== The exercise ==
Copy the data that follows, character for character, minus the pictures.

___ Material for this exercise

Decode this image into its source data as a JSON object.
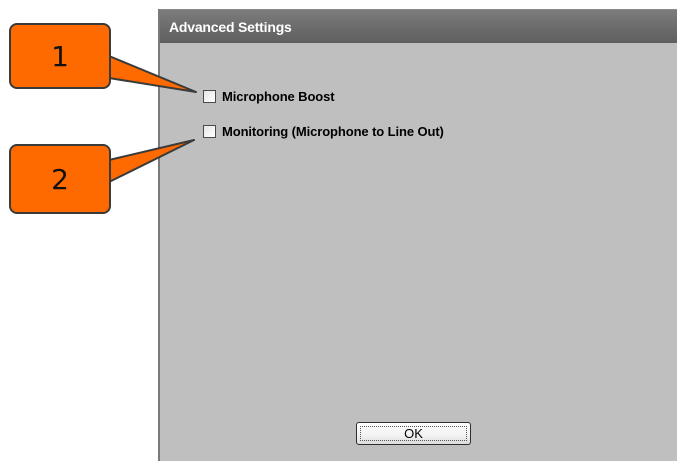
{
  "dialog": {
    "title": "Advanced Settings",
    "checkboxes": [
      {
        "label": "Microphone Boost",
        "checked": false
      },
      {
        "label": "Monitoring (Microphone to Line Out)",
        "checked": false
      }
    ],
    "ok_label": "OK"
  },
  "callouts": [
    {
      "number": "1"
    },
    {
      "number": "2"
    }
  ],
  "colors": {
    "callout_fill": "#ff6a00",
    "dialog_bg": "#bfbfbf",
    "titlebar": "#6b6b6b"
  }
}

______

== Result of this exercise ==
Decode this image into its source data as a JSON object.
{
  "dialog": {
    "title": "Advanced Settings",
    "checkboxes": [
      {
        "label": "Microphone Boost",
        "checked": false
      },
      {
        "label": "Monitoring (Microphone to Line Out)",
        "checked": false
      }
    ],
    "ok_label": "OK"
  },
  "callouts": [
    {
      "number": "1"
    },
    {
      "number": "2"
    }
  ],
  "colors": {
    "callout_fill": "#ff6a00",
    "dialog_bg": "#bfbfbf",
    "titlebar": "#6b6b6b"
  }
}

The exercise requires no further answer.